| WRITTEN INSTRUCTION |
Quote every entry word for word.

Dataset listings of figures
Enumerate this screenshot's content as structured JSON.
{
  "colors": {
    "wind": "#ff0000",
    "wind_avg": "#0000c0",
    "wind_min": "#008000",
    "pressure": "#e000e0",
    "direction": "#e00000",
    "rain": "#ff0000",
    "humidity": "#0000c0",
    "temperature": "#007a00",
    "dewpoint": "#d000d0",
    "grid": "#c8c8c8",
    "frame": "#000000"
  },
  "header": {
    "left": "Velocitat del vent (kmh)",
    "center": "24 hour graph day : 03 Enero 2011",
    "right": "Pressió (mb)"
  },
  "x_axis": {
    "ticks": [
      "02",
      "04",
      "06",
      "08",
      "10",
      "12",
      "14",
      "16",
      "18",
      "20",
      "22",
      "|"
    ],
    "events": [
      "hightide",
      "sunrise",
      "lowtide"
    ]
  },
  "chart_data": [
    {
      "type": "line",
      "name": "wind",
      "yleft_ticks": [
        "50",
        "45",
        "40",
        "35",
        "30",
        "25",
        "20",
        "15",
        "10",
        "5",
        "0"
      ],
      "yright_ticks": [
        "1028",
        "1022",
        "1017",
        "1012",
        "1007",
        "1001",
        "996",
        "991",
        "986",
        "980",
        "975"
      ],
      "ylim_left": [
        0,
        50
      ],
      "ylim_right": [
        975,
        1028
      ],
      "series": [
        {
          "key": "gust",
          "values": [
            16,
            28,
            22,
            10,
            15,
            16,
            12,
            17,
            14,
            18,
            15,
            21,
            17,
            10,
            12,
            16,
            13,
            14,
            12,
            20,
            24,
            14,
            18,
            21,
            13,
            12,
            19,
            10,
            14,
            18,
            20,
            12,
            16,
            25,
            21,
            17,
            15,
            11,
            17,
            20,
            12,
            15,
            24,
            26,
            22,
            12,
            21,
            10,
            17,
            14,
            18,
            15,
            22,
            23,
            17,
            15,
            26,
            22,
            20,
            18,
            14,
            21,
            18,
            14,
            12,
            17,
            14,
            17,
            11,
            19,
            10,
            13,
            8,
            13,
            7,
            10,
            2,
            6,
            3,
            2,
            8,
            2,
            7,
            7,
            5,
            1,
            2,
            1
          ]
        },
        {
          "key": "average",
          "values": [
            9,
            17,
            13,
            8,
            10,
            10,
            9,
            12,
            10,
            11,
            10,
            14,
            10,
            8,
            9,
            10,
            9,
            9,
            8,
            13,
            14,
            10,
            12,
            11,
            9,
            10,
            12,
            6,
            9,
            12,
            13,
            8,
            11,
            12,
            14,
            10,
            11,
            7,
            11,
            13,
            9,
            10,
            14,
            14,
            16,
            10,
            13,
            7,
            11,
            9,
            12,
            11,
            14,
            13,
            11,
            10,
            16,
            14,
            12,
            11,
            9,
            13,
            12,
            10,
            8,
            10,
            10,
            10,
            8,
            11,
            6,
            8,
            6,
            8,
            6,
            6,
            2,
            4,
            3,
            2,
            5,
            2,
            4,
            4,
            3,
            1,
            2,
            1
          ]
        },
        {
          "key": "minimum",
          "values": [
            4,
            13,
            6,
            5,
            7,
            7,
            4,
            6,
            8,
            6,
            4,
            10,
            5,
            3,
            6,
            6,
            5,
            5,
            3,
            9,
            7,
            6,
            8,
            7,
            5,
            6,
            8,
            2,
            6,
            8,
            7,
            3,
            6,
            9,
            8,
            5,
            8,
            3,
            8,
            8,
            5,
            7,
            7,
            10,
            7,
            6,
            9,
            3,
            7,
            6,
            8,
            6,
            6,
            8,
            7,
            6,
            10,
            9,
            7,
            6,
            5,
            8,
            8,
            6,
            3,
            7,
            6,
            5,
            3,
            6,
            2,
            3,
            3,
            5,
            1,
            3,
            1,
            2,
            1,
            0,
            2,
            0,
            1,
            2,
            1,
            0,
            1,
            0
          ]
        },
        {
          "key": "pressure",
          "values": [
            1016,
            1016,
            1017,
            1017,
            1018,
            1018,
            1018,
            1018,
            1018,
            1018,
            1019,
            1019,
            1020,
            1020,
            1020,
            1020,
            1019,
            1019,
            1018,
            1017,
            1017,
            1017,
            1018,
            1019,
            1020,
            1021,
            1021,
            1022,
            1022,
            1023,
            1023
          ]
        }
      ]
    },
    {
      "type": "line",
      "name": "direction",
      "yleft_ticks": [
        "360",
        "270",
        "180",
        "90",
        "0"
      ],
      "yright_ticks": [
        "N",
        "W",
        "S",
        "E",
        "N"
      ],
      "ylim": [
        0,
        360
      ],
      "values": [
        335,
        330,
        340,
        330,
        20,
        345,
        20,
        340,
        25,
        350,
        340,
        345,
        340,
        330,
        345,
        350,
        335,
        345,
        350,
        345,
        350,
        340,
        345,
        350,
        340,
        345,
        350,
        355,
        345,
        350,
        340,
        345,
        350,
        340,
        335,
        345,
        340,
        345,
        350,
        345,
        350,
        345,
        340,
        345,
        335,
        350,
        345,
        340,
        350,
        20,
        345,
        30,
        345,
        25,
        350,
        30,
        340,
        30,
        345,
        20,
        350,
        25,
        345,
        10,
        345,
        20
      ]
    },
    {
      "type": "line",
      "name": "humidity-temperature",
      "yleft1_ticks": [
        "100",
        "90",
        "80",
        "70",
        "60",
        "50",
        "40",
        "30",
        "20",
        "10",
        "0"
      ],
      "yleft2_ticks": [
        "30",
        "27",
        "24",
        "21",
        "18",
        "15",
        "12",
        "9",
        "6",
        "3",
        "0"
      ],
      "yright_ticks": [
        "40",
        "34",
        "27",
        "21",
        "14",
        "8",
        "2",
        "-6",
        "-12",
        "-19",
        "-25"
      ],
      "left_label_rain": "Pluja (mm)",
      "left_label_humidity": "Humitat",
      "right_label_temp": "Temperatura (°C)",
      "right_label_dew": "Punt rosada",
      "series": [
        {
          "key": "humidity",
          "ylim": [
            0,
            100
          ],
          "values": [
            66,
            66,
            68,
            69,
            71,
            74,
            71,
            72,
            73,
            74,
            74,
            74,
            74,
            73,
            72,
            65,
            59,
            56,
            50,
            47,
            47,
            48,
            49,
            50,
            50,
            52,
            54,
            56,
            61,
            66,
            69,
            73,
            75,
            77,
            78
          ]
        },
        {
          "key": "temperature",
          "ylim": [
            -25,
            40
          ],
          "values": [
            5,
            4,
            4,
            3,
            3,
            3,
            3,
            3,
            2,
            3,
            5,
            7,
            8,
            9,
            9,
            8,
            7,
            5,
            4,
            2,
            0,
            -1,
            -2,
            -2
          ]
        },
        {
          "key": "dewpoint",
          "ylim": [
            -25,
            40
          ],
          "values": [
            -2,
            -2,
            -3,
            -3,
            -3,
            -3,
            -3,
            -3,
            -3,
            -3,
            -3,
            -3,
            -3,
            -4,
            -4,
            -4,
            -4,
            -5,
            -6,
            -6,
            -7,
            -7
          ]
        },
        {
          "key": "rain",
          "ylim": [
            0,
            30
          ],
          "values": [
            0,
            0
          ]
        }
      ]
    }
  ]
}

| TASK RESULT |
Enumerate this screenshot's content as structured JSON.
{
  "colors": {
    "wind": "#ff0000",
    "wind_avg": "#0000c0",
    "wind_min": "#008000",
    "pressure": "#e000e0",
    "direction": "#e00000",
    "rain": "#ff0000",
    "humidity": "#0000c0",
    "temperature": "#007a00",
    "dewpoint": "#d000d0",
    "grid": "#c8c8c8",
    "frame": "#000000"
  },
  "header": {
    "left": "Velocitat del vent (kmh)",
    "center": "24 hour graph day : 03 Enero 2011",
    "right": "Pressió (mb)"
  },
  "x_axis": {
    "ticks": [
      "02",
      "04",
      "06",
      "08",
      "10",
      "12",
      "14",
      "16",
      "18",
      "20",
      "22",
      "|"
    ],
    "events": [
      "hightide",
      "sunrise",
      "lowtide"
    ]
  },
  "chart_data": [
    {
      "type": "line",
      "name": "wind",
      "yleft_ticks": [
        "50",
        "45",
        "40",
        "35",
        "30",
        "25",
        "20",
        "15",
        "10",
        "5",
        "0"
      ],
      "yright_ticks": [
        "1028",
        "1022",
        "1017",
        "1012",
        "1007",
        "1001",
        "996",
        "991",
        "986",
        "980",
        "975"
      ],
      "ylim_left": [
        0,
        50
      ],
      "ylim_right": [
        975,
        1028
      ],
      "series": [
        {
          "key": "gust",
          "values": [
            16,
            28,
            22,
            10,
            15,
            16,
            12,
            17,
            14,
            18,
            15,
            21,
            17,
            10,
            12,
            16,
            13,
            14,
            12,
            20,
            24,
            14,
            18,
            21,
            13,
            12,
            19,
            10,
            14,
            18,
            20,
            12,
            16,
            25,
            21,
            17,
            15,
            11,
            17,
            20,
            12,
            15,
            24,
            26,
            22,
            12,
            21,
            10,
            17,
            14,
            18,
            15,
            22,
            23,
            17,
            15,
            26,
            22,
            20,
            18,
            14,
            21,
            18,
            14,
            12,
            17,
            14,
            17,
            11,
            19,
            10,
            13,
            8,
            13,
            7,
            10,
            2,
            6,
            3,
            2,
            8,
            2,
            7,
            7,
            5,
            1,
            2,
            1
          ]
        },
        {
          "key": "average",
          "values": [
            9,
            17,
            13,
            8,
            10,
            10,
            9,
            12,
            10,
            11,
            10,
            14,
            10,
            8,
            9,
            10,
            9,
            9,
            8,
            13,
            14,
            10,
            12,
            11,
            9,
            10,
            12,
            6,
            9,
            12,
            13,
            8,
            11,
            12,
            14,
            10,
            11,
            7,
            11,
            13,
            9,
            10,
            14,
            14,
            16,
            10,
            13,
            7,
            11,
            9,
            12,
            11,
            14,
            13,
            11,
            10,
            16,
            14,
            12,
            11,
            9,
            13,
            12,
            10,
            8,
            10,
            10,
            10,
            8,
            11,
            6,
            8,
            6,
            8,
            6,
            6,
            2,
            4,
            3,
            2,
            5,
            2,
            4,
            4,
            3,
            1,
            2,
            1
          ]
        },
        {
          "key": "minimum",
          "values": [
            4,
            13,
            6,
            5,
            7,
            7,
            4,
            6,
            8,
            6,
            4,
            10,
            5,
            3,
            6,
            6,
            5,
            5,
            3,
            9,
            7,
            6,
            8,
            7,
            5,
            6,
            8,
            2,
            6,
            8,
            7,
            3,
            6,
            9,
            8,
            5,
            8,
            3,
            8,
            8,
            5,
            7,
            7,
            10,
            7,
            6,
            9,
            3,
            7,
            6,
            8,
            6,
            6,
            8,
            7,
            6,
            10,
            9,
            7,
            6,
            5,
            8,
            8,
            6,
            3,
            7,
            6,
            5,
            3,
            6,
            2,
            3,
            3,
            5,
            1,
            3,
            1,
            2,
            1,
            0,
            2,
            0,
            1,
            2,
            1,
            0,
            1,
            0
          ]
        },
        {
          "key": "pressure",
          "values": [
            1016,
            1016,
            1017,
            1017,
            1018,
            1018,
            1018,
            1018,
            1018,
            1018,
            1019,
            1019,
            1020,
            1020,
            1020,
            1020,
            1019,
            1019,
            1018,
            1017,
            1017,
            1017,
            1018,
            1019,
            1020,
            1021,
            1021,
            1022,
            1022,
            1023,
            1023
          ]
        }
      ]
    },
    {
      "type": "line",
      "name": "direction",
      "yleft_ticks": [
        "360",
        "270",
        "180",
        "90",
        "0"
      ],
      "yright_ticks": [
        "N",
        "W",
        "S",
        "E",
        "N"
      ],
      "ylim": [
        0,
        360
      ],
      "values": [
        335,
        330,
        340,
        330,
        20,
        345,
        20,
        340,
        25,
        350,
        340,
        345,
        340,
        330,
        345,
        350,
        335,
        345,
        350,
        345,
        350,
        340,
        345,
        350,
        340,
        345,
        350,
        355,
        345,
        350,
        340,
        345,
        350,
        340,
        335,
        345,
        340,
        345,
        350,
        345,
        350,
        345,
        340,
        345,
        335,
        350,
        345,
        340,
        350,
        20,
        345,
        30,
        345,
        25,
        350,
        30,
        340,
        30,
        345,
        20,
        350,
        25,
        345,
        10,
        345,
        20
      ]
    },
    {
      "type": "line",
      "name": "humidity-temperature",
      "yleft1_ticks": [
        "100",
        "90",
        "80",
        "70",
        "60",
        "50",
        "40",
        "30",
        "20",
        "10",
        "0"
      ],
      "yleft2_ticks": [
        "30",
        "27",
        "24",
        "21",
        "18",
        "15",
        "12",
        "9",
        "6",
        "3",
        "0"
      ],
      "yright_ticks": [
        "40",
        "34",
        "27",
        "21",
        "14",
        "8",
        "2",
        "-6",
        "-12",
        "-19",
        "-25"
      ],
      "left_label_rain": "Pluja (mm)",
      "left_label_humidity": "Humitat",
      "right_label_temp": "Temperatura (°C)",
      "right_label_dew": "Punt rosada",
      "series": [
        {
          "key": "humidity",
          "ylim": [
            0,
            100
          ],
          "values": [
            66,
            66,
            68,
            69,
            71,
            74,
            71,
            72,
            73,
            74,
            74,
            74,
            74,
            73,
            72,
            65,
            59,
            56,
            50,
            47,
            47,
            48,
            49,
            50,
            50,
            52,
            54,
            56,
            61,
            66,
            69,
            73,
            75,
            77,
            78
          ]
        },
        {
          "key": "temperature",
          "ylim": [
            -25,
            40
          ],
          "values": [
            5,
            4,
            4,
            3,
            3,
            3,
            3,
            3,
            2,
            3,
            5,
            7,
            8,
            9,
            9,
            8,
            7,
            5,
            4,
            2,
            0,
            -1,
            -2,
            -2
          ]
        },
        {
          "key": "dewpoint",
          "ylim": [
            -25,
            40
          ],
          "values": [
            -2,
            -2,
            -3,
            -3,
            -3,
            -3,
            -3,
            -3,
            -3,
            -3,
            -3,
            -3,
            -3,
            -4,
            -4,
            -4,
            -4,
            -5,
            -6,
            -6,
            -7,
            -7
          ]
        },
        {
          "key": "rain",
          "ylim": [
            0,
            30
          ],
          "values": [
            0,
            0
          ]
        }
      ]
    }
  ]
}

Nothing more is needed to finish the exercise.